Tuesday, August 14, 2012

I turned 50 & no one noticed, me included!

The gentleman settled down on the barstool next to mine and gave me a friendly smile. Gray on the sides, a little thick in the middle, he looked just a bit older than me.

After a little small talk, my new amigo told me it was his 50th birthday. His wife invited him out on the pretense of an intimate dinner and sprang a surprise party on him.

“Ah, congratulations,” I said. “You and I share some of the same scars. I’m 50, as well.”

“Yeah, the big 5-Oh. Did you they throw you a surprise party?”

“No, they didn’t.”

“When was your birthday?” he asked.

I’m not sure, I told him. Near as I can figure it was sometime in May.

“You don’t know your own birthday?”

“Well, I was delivered in February but if you believe life begins at conception, then I was truly born about nine months before. That’s when seed and egg united to make this magnificent me sometime in May so that’s when I was born.

■ Supplied data:
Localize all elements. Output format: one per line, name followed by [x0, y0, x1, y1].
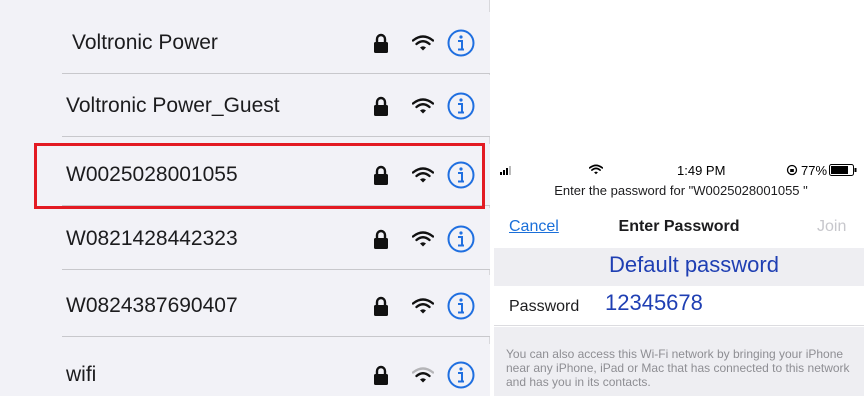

■ Problem to work on: In the blog post about turning 50, how did the man's wife get him out for his surprise party?

■ Complete answer: She invited him out on the pretense of an intimate dinner.